## Begin

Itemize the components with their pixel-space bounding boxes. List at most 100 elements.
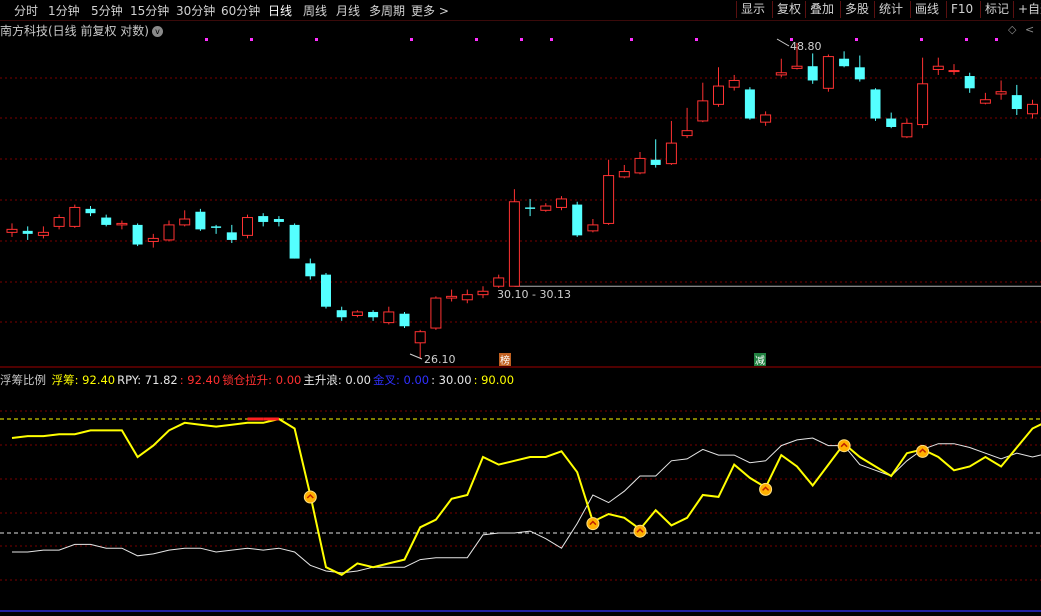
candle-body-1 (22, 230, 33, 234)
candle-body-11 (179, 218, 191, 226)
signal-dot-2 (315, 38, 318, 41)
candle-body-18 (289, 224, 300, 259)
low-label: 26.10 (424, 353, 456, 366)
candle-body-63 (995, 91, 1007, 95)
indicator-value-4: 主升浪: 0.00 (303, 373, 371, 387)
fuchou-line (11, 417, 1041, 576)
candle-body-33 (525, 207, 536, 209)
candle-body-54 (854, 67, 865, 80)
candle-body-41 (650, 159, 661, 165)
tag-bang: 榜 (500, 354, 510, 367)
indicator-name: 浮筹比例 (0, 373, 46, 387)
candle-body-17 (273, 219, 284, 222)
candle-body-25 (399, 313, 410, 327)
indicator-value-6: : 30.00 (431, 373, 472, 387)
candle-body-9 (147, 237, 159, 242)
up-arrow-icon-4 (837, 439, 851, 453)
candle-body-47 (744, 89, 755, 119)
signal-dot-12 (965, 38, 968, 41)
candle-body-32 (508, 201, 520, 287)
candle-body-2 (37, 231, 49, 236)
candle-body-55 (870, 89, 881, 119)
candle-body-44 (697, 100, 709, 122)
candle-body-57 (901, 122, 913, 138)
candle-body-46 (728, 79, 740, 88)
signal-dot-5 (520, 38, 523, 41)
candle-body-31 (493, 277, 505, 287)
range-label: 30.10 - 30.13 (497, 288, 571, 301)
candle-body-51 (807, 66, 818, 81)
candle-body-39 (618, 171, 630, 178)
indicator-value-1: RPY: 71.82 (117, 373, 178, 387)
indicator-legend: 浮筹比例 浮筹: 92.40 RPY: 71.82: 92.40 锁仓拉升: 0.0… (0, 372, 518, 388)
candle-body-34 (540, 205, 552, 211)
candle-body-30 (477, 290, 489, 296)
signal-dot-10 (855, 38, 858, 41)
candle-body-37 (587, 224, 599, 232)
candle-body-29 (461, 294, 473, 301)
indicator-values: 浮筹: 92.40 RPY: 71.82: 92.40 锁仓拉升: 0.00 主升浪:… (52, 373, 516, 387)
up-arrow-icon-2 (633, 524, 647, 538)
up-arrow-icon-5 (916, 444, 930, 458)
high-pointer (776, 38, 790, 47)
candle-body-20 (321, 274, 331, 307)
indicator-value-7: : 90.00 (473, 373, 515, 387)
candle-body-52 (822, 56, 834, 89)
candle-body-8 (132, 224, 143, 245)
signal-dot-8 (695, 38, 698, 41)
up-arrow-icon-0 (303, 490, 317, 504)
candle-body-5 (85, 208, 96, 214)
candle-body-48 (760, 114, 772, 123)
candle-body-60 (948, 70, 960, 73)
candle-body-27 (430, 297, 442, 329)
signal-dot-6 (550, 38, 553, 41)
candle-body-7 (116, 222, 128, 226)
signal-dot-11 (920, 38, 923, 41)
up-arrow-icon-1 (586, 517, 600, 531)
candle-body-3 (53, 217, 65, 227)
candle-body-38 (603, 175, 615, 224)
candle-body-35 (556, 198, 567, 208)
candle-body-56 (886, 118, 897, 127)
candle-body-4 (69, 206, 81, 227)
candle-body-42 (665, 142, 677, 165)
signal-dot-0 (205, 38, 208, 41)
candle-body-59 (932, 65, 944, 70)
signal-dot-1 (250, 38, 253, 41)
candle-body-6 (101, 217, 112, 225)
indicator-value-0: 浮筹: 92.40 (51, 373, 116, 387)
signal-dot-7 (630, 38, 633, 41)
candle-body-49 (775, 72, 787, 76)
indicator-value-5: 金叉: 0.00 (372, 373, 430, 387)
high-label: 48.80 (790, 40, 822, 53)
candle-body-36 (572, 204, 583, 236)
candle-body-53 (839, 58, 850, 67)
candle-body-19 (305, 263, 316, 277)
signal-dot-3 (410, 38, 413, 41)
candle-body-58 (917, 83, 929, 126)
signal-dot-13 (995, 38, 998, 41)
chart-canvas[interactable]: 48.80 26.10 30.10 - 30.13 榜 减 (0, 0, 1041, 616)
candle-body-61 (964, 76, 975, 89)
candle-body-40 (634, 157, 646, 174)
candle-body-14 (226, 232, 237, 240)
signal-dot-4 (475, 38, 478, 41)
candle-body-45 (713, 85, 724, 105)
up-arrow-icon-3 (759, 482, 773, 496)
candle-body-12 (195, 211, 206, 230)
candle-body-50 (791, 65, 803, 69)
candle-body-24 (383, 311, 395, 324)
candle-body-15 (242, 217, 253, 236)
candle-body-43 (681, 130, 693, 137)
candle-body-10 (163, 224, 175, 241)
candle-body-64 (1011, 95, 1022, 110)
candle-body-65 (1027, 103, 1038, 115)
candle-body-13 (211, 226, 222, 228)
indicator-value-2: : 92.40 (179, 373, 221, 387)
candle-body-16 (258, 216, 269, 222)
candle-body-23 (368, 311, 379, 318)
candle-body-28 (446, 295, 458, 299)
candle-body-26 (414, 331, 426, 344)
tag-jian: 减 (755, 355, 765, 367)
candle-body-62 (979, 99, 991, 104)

## End

REQUIRED TASK: Copy every line of the item above word for word, leaving out the picture.

SOLUTION TO THIS PROBLEM:
Itemize the components with their pixel-space bounding boxes. List at most 100 elements.
candle-body-1 (22, 230, 33, 234)
candle-body-11 (179, 218, 191, 226)
signal-dot-2 (315, 38, 318, 41)
candle-body-18 (289, 224, 300, 259)
low-label: 26.10 (424, 353, 456, 366)
candle-body-63 (995, 91, 1007, 95)
indicator-value-4: 主升浪: 0.00 (303, 373, 371, 387)
fuchou-line (11, 417, 1041, 576)
candle-body-33 (525, 207, 536, 209)
candle-body-54 (854, 67, 865, 80)
candle-body-41 (650, 159, 661, 165)
tag-bang: 榜 (500, 354, 510, 367)
indicator-name: 浮筹比例 (0, 373, 46, 387)
candle-body-17 (273, 219, 284, 222)
candle-body-25 (399, 313, 410, 327)
indicator-value-6: : 30.00 (431, 373, 472, 387)
candle-body-9 (147, 237, 159, 242)
up-arrow-icon-4 (837, 439, 851, 453)
candle-body-47 (744, 89, 755, 119)
signal-dot-12 (965, 38, 968, 41)
candle-body-32 (508, 201, 520, 287)
candle-body-2 (37, 231, 49, 236)
candle-body-55 (870, 89, 881, 119)
candle-body-44 (697, 100, 709, 122)
candle-body-57 (901, 122, 913, 138)
candle-body-46 (728, 79, 740, 88)
signal-dot-5 (520, 38, 523, 41)
candle-body-31 (493, 277, 505, 287)
range-label: 30.10 - 30.13 (497, 288, 571, 301)
candle-body-51 (807, 66, 818, 81)
candle-body-39 (618, 171, 630, 178)
indicator-value-1: RPY: 71.82 (117, 373, 178, 387)
indicator-legend: 浮筹比例 浮筹: 92.40 RPY: 71.82: 92.40 锁仓拉升: 0.0… (0, 372, 518, 388)
candle-body-34 (540, 205, 552, 211)
candle-body-30 (477, 290, 489, 296)
signal-dot-10 (855, 38, 858, 41)
candle-body-37 (587, 224, 599, 232)
candle-body-29 (461, 294, 473, 301)
indicator-values: 浮筹: 92.40 RPY: 71.82: 92.40 锁仓拉升: 0.00 主升浪:… (52, 373, 516, 387)
up-arrow-icon-2 (633, 524, 647, 538)
up-arrow-icon-5 (916, 444, 930, 458)
high-pointer (776, 38, 790, 47)
candle-body-20 (321, 274, 331, 307)
indicator-value-7: : 90.00 (473, 373, 515, 387)
candle-body-52 (822, 56, 834, 89)
candle-body-8 (132, 224, 143, 245)
signal-dot-8 (695, 38, 698, 41)
up-arrow-icon-0 (303, 490, 317, 504)
candle-body-5 (85, 208, 96, 214)
candle-body-48 (760, 114, 772, 123)
candle-body-60 (948, 70, 960, 73)
candle-body-27 (430, 297, 442, 329)
signal-dot-6 (550, 38, 553, 41)
candle-body-7 (116, 222, 128, 226)
signal-dot-11 (920, 38, 923, 41)
up-arrow-icon-1 (586, 517, 600, 531)
candle-body-3 (53, 217, 65, 227)
candle-body-38 (603, 175, 615, 224)
candle-body-35 (556, 198, 567, 208)
candle-body-56 (886, 118, 897, 127)
candle-body-4 (69, 206, 81, 227)
candle-body-42 (665, 142, 677, 165)
signal-dot-0 (205, 38, 208, 41)
candle-body-59 (932, 65, 944, 70)
signal-dot-1 (250, 38, 253, 41)
candle-body-6 (101, 217, 112, 225)
indicator-value-0: 浮筹: 92.40 (51, 373, 116, 387)
signal-dot-7 (630, 38, 633, 41)
candle-body-49 (775, 72, 787, 76)
indicator-value-5: 金叉: 0.00 (372, 373, 430, 387)
high-label: 48.80 (790, 40, 822, 53)
candle-body-36 (572, 204, 583, 236)
candle-body-53 (839, 58, 850, 67)
candle-body-19 (305, 263, 316, 277)
signal-dot-3 (410, 38, 413, 41)
candle-body-58 (917, 83, 929, 126)
signal-dot-13 (995, 38, 998, 41)
chart-canvas[interactable]: 48.80 26.10 30.10 - 30.13 榜 减 (0, 0, 1041, 616)
candle-body-61 (964, 76, 975, 89)
candle-body-40 (634, 157, 646, 174)
candle-body-14 (226, 232, 237, 240)
signal-dot-4 (475, 38, 478, 41)
candle-body-45 (713, 85, 724, 105)
up-arrow-icon-3 (759, 482, 773, 496)
candle-body-12 (195, 211, 206, 230)
candle-body-50 (791, 65, 803, 69)
candle-body-24 (383, 311, 395, 324)
candle-body-15 (242, 217, 253, 236)
candle-body-43 (681, 130, 693, 137)
candle-body-10 (163, 224, 175, 241)
candle-body-64 (1011, 95, 1022, 110)
candle-body-65 (1027, 103, 1038, 115)
candle-body-13 (211, 226, 222, 228)
indicator-value-2: : 92.40 (179, 373, 221, 387)
candle-body-16 (258, 216, 269, 222)
candle-body-23 (368, 311, 379, 318)
candle-body-28 (446, 295, 458, 299)
candle-body-26 (414, 331, 426, 344)
tag-jian: 减 (755, 355, 765, 367)
candle-body-62 (979, 99, 991, 104)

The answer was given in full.